▶ Problem requirements
Copy out each line of the data that holds the word "trifft".

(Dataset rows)

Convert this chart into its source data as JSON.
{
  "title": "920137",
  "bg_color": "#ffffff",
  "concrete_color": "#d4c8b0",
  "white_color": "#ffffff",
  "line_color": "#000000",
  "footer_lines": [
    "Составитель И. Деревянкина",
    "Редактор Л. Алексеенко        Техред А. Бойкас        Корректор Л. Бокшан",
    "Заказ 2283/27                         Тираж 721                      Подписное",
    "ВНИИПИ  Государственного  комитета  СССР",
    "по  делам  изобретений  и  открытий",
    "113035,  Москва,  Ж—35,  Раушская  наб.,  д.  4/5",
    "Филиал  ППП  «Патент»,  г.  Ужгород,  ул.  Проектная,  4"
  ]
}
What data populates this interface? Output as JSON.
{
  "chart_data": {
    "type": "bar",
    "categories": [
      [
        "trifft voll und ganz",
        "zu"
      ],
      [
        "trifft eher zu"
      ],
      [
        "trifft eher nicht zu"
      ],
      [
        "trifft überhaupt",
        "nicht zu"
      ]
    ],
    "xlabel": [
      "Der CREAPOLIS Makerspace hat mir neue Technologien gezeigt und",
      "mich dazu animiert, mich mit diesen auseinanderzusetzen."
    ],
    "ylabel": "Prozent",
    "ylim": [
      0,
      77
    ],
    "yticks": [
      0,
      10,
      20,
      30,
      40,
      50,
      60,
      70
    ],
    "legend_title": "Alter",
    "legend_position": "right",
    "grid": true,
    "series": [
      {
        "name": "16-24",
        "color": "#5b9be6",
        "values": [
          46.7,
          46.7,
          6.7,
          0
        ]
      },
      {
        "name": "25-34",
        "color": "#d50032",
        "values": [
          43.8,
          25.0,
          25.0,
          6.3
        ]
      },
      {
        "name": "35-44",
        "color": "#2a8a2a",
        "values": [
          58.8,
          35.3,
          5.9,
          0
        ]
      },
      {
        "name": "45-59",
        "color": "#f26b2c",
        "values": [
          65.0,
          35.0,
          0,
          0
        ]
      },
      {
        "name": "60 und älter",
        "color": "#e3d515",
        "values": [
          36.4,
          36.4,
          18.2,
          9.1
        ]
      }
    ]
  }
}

▶ Written solution
        "trifft voll und ganz",
        "trifft eher zu"
        "trifft eher nicht zu"
        "trifft überhaupt",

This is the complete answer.